### [What the exercise asks]
Find the string "Population" in the data, then copy every line where it is found.

** start of Exercise materials **

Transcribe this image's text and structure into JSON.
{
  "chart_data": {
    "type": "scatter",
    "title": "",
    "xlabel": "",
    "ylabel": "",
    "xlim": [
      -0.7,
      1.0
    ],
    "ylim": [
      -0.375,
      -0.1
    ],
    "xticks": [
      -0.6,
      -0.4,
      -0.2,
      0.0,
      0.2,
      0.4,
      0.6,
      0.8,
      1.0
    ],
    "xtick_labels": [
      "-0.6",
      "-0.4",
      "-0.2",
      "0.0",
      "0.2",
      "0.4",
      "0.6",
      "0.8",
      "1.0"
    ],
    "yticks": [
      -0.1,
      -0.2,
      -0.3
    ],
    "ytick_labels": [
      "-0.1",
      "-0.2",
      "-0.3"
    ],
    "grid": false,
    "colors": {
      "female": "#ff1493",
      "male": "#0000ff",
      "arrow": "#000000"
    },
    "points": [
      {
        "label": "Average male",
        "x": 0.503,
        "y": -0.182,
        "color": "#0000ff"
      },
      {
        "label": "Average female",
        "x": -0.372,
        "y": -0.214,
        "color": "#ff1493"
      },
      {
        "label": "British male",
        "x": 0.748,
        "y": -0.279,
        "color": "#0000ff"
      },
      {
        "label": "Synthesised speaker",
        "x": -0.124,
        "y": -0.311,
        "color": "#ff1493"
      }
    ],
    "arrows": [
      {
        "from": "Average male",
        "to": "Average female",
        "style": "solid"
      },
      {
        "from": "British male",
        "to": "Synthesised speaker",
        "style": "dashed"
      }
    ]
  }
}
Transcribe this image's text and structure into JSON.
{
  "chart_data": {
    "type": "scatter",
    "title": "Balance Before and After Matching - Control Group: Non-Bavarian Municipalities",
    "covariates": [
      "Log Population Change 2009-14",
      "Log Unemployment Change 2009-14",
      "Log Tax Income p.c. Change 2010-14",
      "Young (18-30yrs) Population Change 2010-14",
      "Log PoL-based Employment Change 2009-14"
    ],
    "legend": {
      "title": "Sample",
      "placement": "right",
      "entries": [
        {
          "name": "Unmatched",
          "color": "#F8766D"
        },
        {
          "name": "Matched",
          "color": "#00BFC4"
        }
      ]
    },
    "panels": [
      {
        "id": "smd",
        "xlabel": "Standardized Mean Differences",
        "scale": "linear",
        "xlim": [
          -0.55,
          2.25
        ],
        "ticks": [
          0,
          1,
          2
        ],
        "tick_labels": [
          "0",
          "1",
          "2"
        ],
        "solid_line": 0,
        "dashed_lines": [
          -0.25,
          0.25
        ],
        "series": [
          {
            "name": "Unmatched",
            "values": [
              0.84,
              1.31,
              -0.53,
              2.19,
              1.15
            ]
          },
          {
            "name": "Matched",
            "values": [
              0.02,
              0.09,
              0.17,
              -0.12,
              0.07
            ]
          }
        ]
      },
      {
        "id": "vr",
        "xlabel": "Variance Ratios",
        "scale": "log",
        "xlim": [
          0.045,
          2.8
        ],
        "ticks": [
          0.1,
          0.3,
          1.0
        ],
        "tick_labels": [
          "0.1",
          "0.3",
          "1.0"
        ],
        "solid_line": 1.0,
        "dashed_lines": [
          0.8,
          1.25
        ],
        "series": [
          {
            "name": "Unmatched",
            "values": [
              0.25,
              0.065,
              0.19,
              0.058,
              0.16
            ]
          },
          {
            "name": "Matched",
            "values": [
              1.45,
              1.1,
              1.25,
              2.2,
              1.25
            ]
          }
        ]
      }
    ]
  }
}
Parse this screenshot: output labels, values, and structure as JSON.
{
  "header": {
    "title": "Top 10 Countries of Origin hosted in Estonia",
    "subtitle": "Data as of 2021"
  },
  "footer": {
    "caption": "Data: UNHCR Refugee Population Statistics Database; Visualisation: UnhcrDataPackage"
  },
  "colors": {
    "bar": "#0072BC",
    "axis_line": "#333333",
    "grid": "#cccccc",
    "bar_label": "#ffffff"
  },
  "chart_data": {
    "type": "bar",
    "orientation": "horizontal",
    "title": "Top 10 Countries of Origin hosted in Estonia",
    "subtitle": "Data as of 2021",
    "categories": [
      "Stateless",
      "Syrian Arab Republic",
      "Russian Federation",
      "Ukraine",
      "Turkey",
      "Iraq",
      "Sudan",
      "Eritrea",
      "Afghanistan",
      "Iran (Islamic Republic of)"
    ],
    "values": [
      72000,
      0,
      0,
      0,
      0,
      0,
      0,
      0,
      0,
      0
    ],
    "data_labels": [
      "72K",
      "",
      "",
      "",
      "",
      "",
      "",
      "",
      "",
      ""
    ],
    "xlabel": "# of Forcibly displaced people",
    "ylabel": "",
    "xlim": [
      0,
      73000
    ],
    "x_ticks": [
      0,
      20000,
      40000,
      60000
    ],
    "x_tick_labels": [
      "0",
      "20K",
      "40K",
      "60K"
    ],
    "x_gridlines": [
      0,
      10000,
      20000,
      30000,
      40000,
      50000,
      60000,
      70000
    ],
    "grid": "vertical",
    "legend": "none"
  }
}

** end of Exercise materials **

### [Task answer]
      "Log Population Change 2009-14",
      "Young (18-30yrs) Population Change 2010-14",
    "caption": "Data: UNHCR Refugee Population Statistics Database; Visualisation: UnhcrDataPackage"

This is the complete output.